Aim of the task ▸ Scan the records for the word "Уравнение". Copy each line that includes it.
....
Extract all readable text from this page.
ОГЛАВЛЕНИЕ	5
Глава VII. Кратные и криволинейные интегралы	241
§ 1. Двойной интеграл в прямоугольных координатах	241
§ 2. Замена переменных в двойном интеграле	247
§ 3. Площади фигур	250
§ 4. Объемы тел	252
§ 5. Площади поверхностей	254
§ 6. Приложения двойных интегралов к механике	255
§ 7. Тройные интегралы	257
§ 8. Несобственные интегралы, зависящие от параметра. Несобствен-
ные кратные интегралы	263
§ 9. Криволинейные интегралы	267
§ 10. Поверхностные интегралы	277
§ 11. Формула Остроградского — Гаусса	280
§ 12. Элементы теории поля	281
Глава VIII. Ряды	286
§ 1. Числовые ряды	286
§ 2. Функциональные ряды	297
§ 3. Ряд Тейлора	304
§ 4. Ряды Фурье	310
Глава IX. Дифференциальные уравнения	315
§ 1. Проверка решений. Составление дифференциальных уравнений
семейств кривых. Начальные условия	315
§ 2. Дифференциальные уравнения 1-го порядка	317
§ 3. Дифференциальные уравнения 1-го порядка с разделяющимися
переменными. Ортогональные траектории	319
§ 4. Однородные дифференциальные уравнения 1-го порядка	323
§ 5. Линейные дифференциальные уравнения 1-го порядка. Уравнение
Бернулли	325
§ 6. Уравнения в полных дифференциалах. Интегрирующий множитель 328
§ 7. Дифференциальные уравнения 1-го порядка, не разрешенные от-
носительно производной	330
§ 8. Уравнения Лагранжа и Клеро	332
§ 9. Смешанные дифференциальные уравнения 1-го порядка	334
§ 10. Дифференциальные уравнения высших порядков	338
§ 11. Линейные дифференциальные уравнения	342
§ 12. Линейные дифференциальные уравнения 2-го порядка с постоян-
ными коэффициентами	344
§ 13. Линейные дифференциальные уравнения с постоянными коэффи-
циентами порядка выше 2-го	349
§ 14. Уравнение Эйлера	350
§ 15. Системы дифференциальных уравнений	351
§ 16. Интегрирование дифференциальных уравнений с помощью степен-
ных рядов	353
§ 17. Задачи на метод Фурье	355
....
Response ▸
§ 5. Линейные дифференциальные уравнения 1-го порядка. Уравнение
§ 14. Уравнение Эйлера	350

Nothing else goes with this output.